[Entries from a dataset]

┌──

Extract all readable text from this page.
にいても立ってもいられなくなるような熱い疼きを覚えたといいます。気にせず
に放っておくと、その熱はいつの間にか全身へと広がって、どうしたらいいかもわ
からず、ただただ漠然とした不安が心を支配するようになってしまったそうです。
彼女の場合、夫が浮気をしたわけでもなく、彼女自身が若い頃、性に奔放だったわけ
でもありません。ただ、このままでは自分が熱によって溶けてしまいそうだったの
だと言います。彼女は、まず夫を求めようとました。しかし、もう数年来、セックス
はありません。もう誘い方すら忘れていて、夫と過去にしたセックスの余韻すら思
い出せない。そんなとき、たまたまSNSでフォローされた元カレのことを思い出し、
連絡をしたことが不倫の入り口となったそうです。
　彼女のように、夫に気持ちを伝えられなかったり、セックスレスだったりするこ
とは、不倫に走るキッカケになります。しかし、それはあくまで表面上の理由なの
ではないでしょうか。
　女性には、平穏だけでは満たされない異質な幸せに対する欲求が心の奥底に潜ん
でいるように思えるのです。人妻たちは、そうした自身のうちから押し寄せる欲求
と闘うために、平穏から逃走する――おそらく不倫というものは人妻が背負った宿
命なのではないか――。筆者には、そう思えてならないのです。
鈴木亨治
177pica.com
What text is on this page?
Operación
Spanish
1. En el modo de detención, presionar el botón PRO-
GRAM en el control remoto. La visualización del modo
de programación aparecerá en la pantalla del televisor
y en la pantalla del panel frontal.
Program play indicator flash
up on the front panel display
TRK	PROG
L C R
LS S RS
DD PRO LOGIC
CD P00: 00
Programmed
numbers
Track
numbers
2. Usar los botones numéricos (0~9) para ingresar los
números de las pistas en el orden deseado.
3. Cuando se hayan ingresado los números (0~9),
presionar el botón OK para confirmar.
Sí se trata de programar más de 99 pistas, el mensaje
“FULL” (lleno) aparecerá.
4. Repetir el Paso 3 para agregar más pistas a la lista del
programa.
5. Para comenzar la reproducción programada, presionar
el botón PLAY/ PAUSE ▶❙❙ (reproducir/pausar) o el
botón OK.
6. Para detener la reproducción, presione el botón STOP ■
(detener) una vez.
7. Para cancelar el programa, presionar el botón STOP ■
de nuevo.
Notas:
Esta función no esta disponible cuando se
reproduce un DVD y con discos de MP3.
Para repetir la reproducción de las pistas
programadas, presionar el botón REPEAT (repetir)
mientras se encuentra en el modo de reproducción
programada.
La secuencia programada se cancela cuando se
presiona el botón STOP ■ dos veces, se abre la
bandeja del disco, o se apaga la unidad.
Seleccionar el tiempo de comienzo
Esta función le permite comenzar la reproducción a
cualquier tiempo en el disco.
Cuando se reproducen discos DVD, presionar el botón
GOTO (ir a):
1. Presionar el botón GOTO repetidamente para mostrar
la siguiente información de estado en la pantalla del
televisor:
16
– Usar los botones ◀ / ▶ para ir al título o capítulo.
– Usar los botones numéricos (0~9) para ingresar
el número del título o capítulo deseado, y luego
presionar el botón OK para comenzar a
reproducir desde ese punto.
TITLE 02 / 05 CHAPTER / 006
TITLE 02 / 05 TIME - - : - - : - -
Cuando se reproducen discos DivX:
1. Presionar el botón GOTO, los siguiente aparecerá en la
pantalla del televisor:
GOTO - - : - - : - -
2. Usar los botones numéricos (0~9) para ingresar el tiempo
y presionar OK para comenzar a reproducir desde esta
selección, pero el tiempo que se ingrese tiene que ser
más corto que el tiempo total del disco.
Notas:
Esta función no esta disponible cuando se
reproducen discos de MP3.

└──

= BRIEF =
Provide an exact reproduction of all the entries shown above.

= PROBLEM SOLUTION =
Extract all readable text from this page.
にいても立ってもいられなくなるような熱い疼きを覚えたといいます。気にせず
に放っておくと、その熱はいつの間にか全身へと広がって、どうしたらいいかもわ
からず、ただただ漠然とした不安が心を支配するようになってしまったそうです。
彼女の場合、夫が浮気をしたわけでもなく、彼女自身が若い頃、性に奔放だったわけ
でもありません。ただ、このままでは自分が熱によって溶けてしまいそうだったの
だと言います。彼女は、まず夫を求めようとました。しかし、もう数年来、セックス
はありません。もう誘い方すら忘れていて、夫と過去にしたセックスの余韻すら思
い出せない。そんなとき、たまたまSNSでフォローされた元カレのことを思い出し、
連絡をしたことが不倫の入り口となったそうです。
　彼女のように、夫に気持ちを伝えられなかったり、セックスレスだったりするこ
とは、不倫に走るキッカケになります。しかし、それはあくまで表面上の理由なの
ではないでしょうか。
　女性には、平穏だけでは満たされない異質な幸せに対する欲求が心の奥底に潜ん
でいるように思えるのです。人妻たちは、そうした自身のうちから押し寄せる欲求
と闘うために、平穏から逃走する――おそらく不倫というものは人妻が背負った宿
命なのではないか――。筆者には、そう思えてならないのです。
鈴木亨治
177pica.com
What text is on this page?
Operación
Spanish
1. En el modo de detención, presionar el botón PRO-
GRAM en el control remoto. La visualización del modo
de programación aparecerá en la pantalla del televisor
y en la pantalla del panel frontal.
Program play indicator flash
up on the front panel display
TRK	PROG
L C R
LS S RS
DD PRO LOGIC
CD P00: 00
Programmed
numbers
Track
numbers
2. Usar los botones numéricos (0~9) para ingresar los
números de las pistas en el orden deseado.
3. Cuando se hayan ingresado los números (0~9),
presionar el botón OK para confirmar.
Sí se trata de programar más de 99 pistas, el mensaje
“FULL” (lleno) aparecerá.
4. Repetir el Paso 3 para agregar más pistas a la lista del
programa.
5. Para comenzar la reproducción programada, presionar
el botón PLAY/ PAUSE ▶❙❙ (reproducir/pausar) o el
botón OK.
6. Para detener la reproducción, presione el botón STOP ■
(detener) una vez.
7. Para cancelar el programa, presionar el botón STOP ■
de nuevo.
Notas:
Esta función no esta disponible cuando se
reproduce un DVD y con discos de MP3.
Para repetir la reproducción de las pistas
programadas, presionar el botón REPEAT (repetir)
mientras se encuentra en el modo de reproducción
programada.
La secuencia programada se cancela cuando se
presiona el botón STOP ■ dos veces, se abre la
bandeja del disco, o se apaga la unidad.
Seleccionar el tiempo de comienzo
Esta función le permite comenzar la reproducción a
cualquier tiempo en el disco.
Cuando se reproducen discos DVD, presionar el botón
GOTO (ir a):
1. Presionar el botón GOTO repetidamente para mostrar
la siguiente información de estado en la pantalla del
televisor:
16
– Usar los botones ◀ / ▶ para ir al título o capítulo.
– Usar los botones numéricos (0~9) para ingresar
el número del título o capítulo deseado, y luego
presionar el botón OK para comenzar a
reproducir desde ese punto.
TITLE 02 / 05 CHAPTER / 006
TITLE 02 / 05 TIME - - : - - : - -
Cuando se reproducen discos DivX:
1. Presionar el botón GOTO, los siguiente aparecerá en la
pantalla del televisor:
GOTO - - : - - : - -
2. Usar los botones numéricos (0~9) para ingresar el tiempo
y presionar OK para comenzar a reproducir desde esta
selección, pero el tiempo que se ingrese tiene que ser
más corto que el tiempo total del disco.
Notas:
Esta función no esta disponible cuando se
reproducen discos de MP3.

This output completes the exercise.